### Task goal
Your task is to print all of the data word for word.
──────── Stored records ────────
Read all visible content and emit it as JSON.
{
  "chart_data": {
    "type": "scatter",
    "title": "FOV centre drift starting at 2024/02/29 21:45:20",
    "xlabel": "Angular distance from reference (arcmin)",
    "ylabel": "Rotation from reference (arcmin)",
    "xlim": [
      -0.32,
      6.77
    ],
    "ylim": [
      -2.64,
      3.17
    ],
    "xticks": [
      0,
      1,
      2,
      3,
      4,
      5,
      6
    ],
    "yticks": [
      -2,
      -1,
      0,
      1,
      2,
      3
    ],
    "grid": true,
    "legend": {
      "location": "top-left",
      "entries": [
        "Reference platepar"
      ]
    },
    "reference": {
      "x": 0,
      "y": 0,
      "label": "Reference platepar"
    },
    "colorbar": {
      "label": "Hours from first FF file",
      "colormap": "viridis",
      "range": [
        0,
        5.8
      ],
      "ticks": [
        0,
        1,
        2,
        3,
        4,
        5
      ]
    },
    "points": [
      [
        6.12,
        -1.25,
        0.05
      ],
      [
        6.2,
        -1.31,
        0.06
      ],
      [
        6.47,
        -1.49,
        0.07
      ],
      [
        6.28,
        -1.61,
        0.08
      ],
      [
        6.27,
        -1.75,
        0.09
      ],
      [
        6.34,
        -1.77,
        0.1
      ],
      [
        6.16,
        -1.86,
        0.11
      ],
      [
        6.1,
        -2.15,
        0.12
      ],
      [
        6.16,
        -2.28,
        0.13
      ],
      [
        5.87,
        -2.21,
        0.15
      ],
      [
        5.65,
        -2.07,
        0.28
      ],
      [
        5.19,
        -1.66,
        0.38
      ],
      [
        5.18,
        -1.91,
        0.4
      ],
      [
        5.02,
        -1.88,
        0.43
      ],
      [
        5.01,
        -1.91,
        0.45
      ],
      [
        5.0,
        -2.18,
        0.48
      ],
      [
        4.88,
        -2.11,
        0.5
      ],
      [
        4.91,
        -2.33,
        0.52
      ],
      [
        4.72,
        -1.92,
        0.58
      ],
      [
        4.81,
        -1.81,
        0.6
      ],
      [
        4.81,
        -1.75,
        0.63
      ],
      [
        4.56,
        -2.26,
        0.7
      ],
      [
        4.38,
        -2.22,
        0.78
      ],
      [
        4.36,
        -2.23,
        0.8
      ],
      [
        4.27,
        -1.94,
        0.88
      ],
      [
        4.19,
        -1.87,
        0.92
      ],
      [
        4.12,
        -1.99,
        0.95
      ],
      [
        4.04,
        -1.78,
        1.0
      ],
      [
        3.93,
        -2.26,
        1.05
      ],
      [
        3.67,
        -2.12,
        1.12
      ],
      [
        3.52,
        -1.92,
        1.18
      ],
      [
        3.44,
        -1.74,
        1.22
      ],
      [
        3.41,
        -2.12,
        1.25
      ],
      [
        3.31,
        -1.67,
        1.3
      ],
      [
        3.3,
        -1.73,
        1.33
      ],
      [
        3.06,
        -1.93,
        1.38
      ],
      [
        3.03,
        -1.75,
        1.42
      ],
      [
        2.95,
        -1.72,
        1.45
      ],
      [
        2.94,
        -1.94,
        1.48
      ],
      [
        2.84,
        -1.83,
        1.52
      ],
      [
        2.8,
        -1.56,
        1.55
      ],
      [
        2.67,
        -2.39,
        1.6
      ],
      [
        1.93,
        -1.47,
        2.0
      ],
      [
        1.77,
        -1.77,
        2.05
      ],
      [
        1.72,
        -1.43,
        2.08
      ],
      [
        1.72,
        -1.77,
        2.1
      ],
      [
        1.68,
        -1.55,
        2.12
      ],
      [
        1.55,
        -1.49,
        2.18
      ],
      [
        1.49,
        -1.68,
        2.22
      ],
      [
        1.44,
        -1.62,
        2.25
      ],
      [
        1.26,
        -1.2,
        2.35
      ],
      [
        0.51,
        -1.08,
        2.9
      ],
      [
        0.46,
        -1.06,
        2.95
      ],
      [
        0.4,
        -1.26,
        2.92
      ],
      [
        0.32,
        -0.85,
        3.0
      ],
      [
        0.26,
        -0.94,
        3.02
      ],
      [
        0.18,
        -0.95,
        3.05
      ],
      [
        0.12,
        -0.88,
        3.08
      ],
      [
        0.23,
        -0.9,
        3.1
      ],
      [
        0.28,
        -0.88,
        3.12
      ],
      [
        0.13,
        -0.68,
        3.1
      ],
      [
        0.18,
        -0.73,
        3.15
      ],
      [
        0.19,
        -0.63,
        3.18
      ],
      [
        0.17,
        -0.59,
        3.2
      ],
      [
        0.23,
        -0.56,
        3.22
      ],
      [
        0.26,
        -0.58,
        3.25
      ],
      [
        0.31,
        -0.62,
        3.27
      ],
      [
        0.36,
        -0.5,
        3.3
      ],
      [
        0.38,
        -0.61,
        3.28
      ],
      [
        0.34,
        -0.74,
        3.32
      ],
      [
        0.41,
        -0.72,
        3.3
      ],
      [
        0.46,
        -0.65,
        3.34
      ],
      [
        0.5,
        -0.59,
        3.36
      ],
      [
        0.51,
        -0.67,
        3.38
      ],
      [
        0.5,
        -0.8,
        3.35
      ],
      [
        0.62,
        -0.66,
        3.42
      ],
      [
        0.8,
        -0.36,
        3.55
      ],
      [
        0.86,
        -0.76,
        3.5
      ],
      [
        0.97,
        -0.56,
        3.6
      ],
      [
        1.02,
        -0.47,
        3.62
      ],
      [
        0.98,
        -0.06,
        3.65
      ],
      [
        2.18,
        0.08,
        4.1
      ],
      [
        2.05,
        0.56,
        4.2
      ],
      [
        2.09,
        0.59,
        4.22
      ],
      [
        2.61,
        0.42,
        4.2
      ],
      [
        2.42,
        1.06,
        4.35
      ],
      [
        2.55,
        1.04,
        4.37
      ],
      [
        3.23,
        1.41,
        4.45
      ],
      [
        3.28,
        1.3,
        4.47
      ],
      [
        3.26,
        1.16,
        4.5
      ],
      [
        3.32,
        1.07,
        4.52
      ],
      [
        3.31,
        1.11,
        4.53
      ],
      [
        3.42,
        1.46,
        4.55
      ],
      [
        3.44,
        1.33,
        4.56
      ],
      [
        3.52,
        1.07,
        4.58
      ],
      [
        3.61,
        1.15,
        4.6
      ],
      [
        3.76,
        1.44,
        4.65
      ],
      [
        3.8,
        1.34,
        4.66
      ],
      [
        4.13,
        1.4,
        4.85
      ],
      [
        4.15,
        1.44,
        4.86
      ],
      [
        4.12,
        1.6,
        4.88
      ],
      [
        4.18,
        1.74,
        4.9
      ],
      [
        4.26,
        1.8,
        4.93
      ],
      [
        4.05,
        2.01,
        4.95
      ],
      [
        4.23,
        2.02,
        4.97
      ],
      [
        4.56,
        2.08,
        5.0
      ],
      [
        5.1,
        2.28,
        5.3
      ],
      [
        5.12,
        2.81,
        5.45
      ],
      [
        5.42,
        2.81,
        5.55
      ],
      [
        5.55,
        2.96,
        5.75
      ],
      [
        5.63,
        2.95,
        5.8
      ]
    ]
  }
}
────────
### Task response
Read all visible content and emit it as JSON.
{
  "chart_data": {
    "type": "scatter",
    "title": "FOV centre drift starting at 2024/02/29 21:45:20",
    "xlabel": "Angular distance from reference (arcmin)",
    "ylabel": "Rotation from reference (arcmin)",
    "xlim": [
      -0.32,
      6.77
    ],
    "ylim": [
      -2.64,
      3.17
    ],
    "xticks": [
      0,
      1,
      2,
      3,
      4,
      5,
      6
    ],
    "yticks": [
      -2,
      -1,
      0,
      1,
      2,
      3
    ],
    "grid": true,
    "legend": {
      "location": "top-left",
      "entries": [
        "Reference platepar"
      ]
    },
    "reference": {
      "x": 0,
      "y": 0,
      "label": "Reference platepar"
    },
    "colorbar": {
      "label": "Hours from first FF file",
      "colormap": "viridis",
      "range": [
        0,
        5.8
      ],
      "ticks": [
        0,
        1,
        2,
        3,
        4,
        5
      ]
    },
    "points": [
      [
        6.12,
        -1.25,
        0.05
      ],
      [
        6.2,
        -1.31,
        0.06
      ],
      [
        6.47,
        -1.49,
        0.07
      ],
      [
        6.28,
        -1.61,
        0.08
      ],
      [
        6.27,
        -1.75,
        0.09
      ],
      [
        6.34,
        -1.77,
        0.1
      ],
      [
        6.16,
        -1.86,
        0.11
      ],
      [
        6.1,
        -2.15,
        0.12
      ],
      [
        6.16,
        -2.28,
        0.13
      ],
      [
        5.87,
        -2.21,
        0.15
      ],
      [
        5.65,
        -2.07,
        0.28
      ],
      [
        5.19,
        -1.66,
        0.38
      ],
      [
        5.18,
        -1.91,
        0.4
      ],
      [
        5.02,
        -1.88,
        0.43
      ],
      [
        5.01,
        -1.91,
        0.45
      ],
      [
        5.0,
        -2.18,
        0.48
      ],
      [
        4.88,
        -2.11,
        0.5
      ],
      [
        4.91,
        -2.33,
        0.52
      ],
      [
        4.72,
        -1.92,
        0.58
      ],
      [
        4.81,
        -1.81,
        0.6
      ],
      [
        4.81,
        -1.75,
        0.63
      ],
      [
        4.56,
        -2.26,
        0.7
      ],
      [
        4.38,
        -2.22,
        0.78
      ],
      [
        4.36,
        -2.23,
        0.8
      ],
      [
        4.27,
        -1.94,
        0.88
      ],
      [
        4.19,
        -1.87,
        0.92
      ],
      [
        4.12,
        -1.99,
        0.95
      ],
      [
        4.04,
        -1.78,
        1.0
      ],
      [
        3.93,
        -2.26,
        1.05
      ],
      [
        3.67,
        -2.12,
        1.12
      ],
      [
        3.52,
        -1.92,
        1.18
      ],
      [
        3.44,
        -1.74,
        1.22
      ],
      [
        3.41,
        -2.12,
        1.25
      ],
      [
        3.31,
        -1.67,
        1.3
      ],
      [
        3.3,
        -1.73,
        1.33
      ],
      [
        3.06,
        -1.93,
        1.38
      ],
      [
        3.03,
        -1.75,
        1.42
      ],
      [
        2.95,
        -1.72,
        1.45
      ],
      [
        2.94,
        -1.94,
        1.48
      ],
      [
        2.84,
        -1.83,
        1.52
      ],
      [
        2.8,
        -1.56,
        1.55
      ],
      [
        2.67,
        -2.39,
        1.6
      ],
      [
        1.93,
        -1.47,
        2.0
      ],
      [
        1.77,
        -1.77,
        2.05
      ],
      [
        1.72,
        -1.43,
        2.08
      ],
      [
        1.72,
        -1.77,
        2.1
      ],
      [
        1.68,
        -1.55,
        2.12
      ],
      [
        1.55,
        -1.49,
        2.18
      ],
      [
        1.49,
        -1.68,
        2.22
      ],
      [
        1.44,
        -1.62,
        2.25
      ],
      [
        1.26,
        -1.2,
        2.35
      ],
      [
        0.51,
        -1.08,
        2.9
      ],
      [
        0.46,
        -1.06,
        2.95
      ],
      [
        0.4,
        -1.26,
        2.92
      ],
      [
        0.32,
        -0.85,
        3.0
      ],
      [
        0.26,
        -0.94,
        3.02
      ],
      [
        0.18,
        -0.95,
        3.05
      ],
      [
        0.12,
        -0.88,
        3.08
      ],
      [
        0.23,
        -0.9,
        3.1
      ],
      [
        0.28,
        -0.88,
        3.12
      ],
      [
        0.13,
        -0.68,
        3.1
      ],
      [
        0.18,
        -0.73,
        3.15
      ],
      [
        0.19,
        -0.63,
        3.18
      ],
      [
        0.17,
        -0.59,
        3.2
      ],
      [
        0.23,
        -0.56,
        3.22
      ],
      [
        0.26,
        -0.58,
        3.25
      ],
      [
        0.31,
        -0.62,
        3.27
      ],
      [
        0.36,
        -0.5,
        3.3
      ],
      [
        0.38,
        -0.61,
        3.28
      ],
      [
        0.34,
        -0.74,
        3.32
      ],
      [
        0.41,
        -0.72,
        3.3
      ],
      [
        0.46,
        -0.65,
        3.34
      ],
      [
        0.5,
        -0.59,
        3.36
      ],
      [
        0.51,
        -0.67,
        3.38
      ],
      [
        0.5,
        -0.8,
        3.35
      ],
      [
        0.62,
        -0.66,
        3.42
      ],
      [
        0.8,
        -0.36,
        3.55
      ],
      [
        0.86,
        -0.76,
        3.5
      ],
      [
        0.97,
        -0.56,
        3.6
      ],
      [
        1.02,
        -0.47,
        3.62
      ],
      [
        0.98,
        -0.06,
        3.65
      ],
      [
        2.18,
        0.08,
        4.1
      ],
      [
        2.05,
        0.56,
        4.2
      ],
      [
        2.09,
        0.59,
        4.22
      ],
      [
        2.61,
        0.42,
        4.2
      ],
      [
        2.42,
        1.06,
        4.35
      ],
      [
        2.55,
        1.04,
        4.37
      ],
      [
        3.23,
        1.41,
        4.45
      ],
      [
        3.28,
        1.3,
        4.47
      ],
      [
        3.26,
        1.16,
        4.5
      ],
      [
        3.32,
        1.07,
        4.52
      ],
      [
        3.31,
        1.11,
        4.53
      ],
      [
        3.42,
        1.46,
        4.55
      ],
      [
        3.44,
        1.33,
        4.56
      ],
      [
        3.52,
        1.07,
        4.58
      ],
      [
        3.61,
        1.15,
        4.6
      ],
      [
        3.76,
        1.44,
        4.65
      ],
      [
        3.8,
        1.34,
        4.66
      ],
      [
        4.13,
        1.4,
        4.85
      ],
      [
        4.15,
        1.44,
        4.86
      ],
      [
        4.12,
        1.6,
        4.88
      ],
      [
        4.18,
        1.74,
        4.9
      ],
      [
        4.26,
        1.8,
        4.93
      ],
      [
        4.05,
        2.01,
        4.95
      ],
      [
        4.23,
        2.02,
        4.97
      ],
      [
        4.56,
        2.08,
        5.0
      ],
      [
        5.1,
        2.28,
        5.3
      ],
      [
        5.12,
        2.81,
        5.45
      ],
      [
        5.42,
        2.81,
        5.55
      ],
      [
        5.55,
        2.96,
        5.75
      ],
      [
        5.63,
        2.95,
        5.8
      ]
    ]
  }
}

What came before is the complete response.